▸ **EXERCISE PASSAGE**
------------------------------------------------------------

Questions to Calderdale CCG meeting today, 13th March 2014

These are the questions UCV Plain Speaker has asked Calderdale Clinincal Commissioning Group (CCG) to answer at the Governing Body meeting this afternoon, which is open to the public, 2-4pm, 5th Floor, F Mill, Dean Clough, Halifax.

  1. Is Calderdale A&E department running at a loss? Because admissions have gone up since 2008/9, but under NHS payment rules drawn up by Monitor and NHS England, Calderdale Clinical Commissioning Group is only allowed to pay Calderdale and Huddersfield NHS Foundation Trust (CHFT) 30% of the tariff for any A&E admissions over 2008/9 baseline.
  2. Does Calderdale CCG think it was right that CHFT refused to allow the public and their local political representatives to see the NCAT Report on Calderdale A&E until late last week, nine months after it was written?
  3. Under the terms of the Calderdale CCG 5 year plan, how many individuals in Calderdale will have personal health budgets? What will the personal health budgets cover? What will be the total value of all personal health budgets? WIll they cover the total costs of patients’ health care, or will personal health budgets effectively limit and ration the NHS care that patients can receive? If so, how will patients who can’t pay to top up their health care out of their own money get the healthcare they need?

------------------------------------------------------------

[Dataset entries]
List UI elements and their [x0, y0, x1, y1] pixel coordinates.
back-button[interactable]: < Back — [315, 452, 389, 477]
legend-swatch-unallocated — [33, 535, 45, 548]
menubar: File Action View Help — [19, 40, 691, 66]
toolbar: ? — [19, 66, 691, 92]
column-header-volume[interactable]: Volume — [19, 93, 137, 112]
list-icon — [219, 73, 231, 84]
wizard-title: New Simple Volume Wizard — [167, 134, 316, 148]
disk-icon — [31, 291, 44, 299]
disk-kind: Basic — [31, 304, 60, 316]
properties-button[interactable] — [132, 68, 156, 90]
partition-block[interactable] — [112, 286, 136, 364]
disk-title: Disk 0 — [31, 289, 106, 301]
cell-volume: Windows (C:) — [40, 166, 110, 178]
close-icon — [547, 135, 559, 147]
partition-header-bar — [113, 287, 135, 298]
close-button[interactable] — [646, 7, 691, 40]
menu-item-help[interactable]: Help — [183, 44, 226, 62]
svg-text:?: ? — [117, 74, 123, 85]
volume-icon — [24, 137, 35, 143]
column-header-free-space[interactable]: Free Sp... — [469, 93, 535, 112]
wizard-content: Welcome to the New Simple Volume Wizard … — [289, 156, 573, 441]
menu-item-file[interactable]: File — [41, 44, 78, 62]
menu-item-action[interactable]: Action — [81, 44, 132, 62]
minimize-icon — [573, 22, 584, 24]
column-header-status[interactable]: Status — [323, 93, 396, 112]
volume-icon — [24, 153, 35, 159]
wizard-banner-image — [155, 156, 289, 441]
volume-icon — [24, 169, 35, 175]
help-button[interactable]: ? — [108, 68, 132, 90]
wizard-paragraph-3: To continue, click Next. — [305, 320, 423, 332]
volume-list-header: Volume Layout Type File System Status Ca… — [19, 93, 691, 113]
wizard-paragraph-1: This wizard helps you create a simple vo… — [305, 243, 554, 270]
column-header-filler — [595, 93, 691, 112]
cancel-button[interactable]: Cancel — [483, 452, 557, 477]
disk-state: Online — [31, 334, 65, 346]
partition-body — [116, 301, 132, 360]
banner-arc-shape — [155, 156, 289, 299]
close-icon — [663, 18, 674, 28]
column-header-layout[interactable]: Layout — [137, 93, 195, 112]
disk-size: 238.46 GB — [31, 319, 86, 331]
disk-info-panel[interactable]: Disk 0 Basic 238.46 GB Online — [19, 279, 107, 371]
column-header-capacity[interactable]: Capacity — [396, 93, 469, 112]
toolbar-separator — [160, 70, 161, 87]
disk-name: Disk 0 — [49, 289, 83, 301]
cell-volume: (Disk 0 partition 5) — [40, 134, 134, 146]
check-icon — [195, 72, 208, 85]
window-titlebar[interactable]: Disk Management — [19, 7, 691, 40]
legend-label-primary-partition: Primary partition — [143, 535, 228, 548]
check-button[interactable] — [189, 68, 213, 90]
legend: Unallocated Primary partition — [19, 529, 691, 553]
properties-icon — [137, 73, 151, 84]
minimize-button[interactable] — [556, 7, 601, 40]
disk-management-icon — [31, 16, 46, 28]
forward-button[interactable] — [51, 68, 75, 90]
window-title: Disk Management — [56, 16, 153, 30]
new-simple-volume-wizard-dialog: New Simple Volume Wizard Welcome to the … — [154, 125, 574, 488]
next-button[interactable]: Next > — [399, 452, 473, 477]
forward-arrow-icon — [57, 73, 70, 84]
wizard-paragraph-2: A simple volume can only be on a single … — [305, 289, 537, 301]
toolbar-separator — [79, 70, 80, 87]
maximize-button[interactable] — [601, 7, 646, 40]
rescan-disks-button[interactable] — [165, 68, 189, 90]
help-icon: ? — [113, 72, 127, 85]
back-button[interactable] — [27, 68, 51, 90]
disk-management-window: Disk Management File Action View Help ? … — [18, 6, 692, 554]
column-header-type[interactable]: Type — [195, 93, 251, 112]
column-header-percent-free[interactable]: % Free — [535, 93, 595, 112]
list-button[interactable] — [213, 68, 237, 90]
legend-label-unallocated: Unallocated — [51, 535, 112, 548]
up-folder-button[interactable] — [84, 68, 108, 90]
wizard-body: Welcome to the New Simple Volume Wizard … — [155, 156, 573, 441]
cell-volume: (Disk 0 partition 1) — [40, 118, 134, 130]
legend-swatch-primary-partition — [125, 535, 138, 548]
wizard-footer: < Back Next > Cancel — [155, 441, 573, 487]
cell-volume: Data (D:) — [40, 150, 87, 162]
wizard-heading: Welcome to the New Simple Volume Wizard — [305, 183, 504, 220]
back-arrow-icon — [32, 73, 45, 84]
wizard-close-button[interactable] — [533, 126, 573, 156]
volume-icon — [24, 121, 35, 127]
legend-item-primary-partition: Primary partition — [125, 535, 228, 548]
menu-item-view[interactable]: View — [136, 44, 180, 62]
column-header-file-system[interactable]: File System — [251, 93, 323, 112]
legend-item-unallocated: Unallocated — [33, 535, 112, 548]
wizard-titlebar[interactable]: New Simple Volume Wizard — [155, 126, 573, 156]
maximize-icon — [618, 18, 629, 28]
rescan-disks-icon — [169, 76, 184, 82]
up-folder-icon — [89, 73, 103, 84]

------------------------------------------------------------

Translate this sentence from the questions to Calderdale CCG into Spanish: "Does Calderdale CCG think it was right that CHFT refused to allow the public and their local political representatives to see the NCAT Report on Calderdale A&E until late last week, nine months after it was written?"

▸ **WRITTEN REPLY**
¿Cree el CCG de Calderdale que fue correcto que el CHFT se negara a permitir que el público y sus representantes políticos locales vieran el informe NCAT sobre el servicio de urgencias (A&E) de Calderdale hasta finales de la semana pasada, nueve meses después de que se redactara?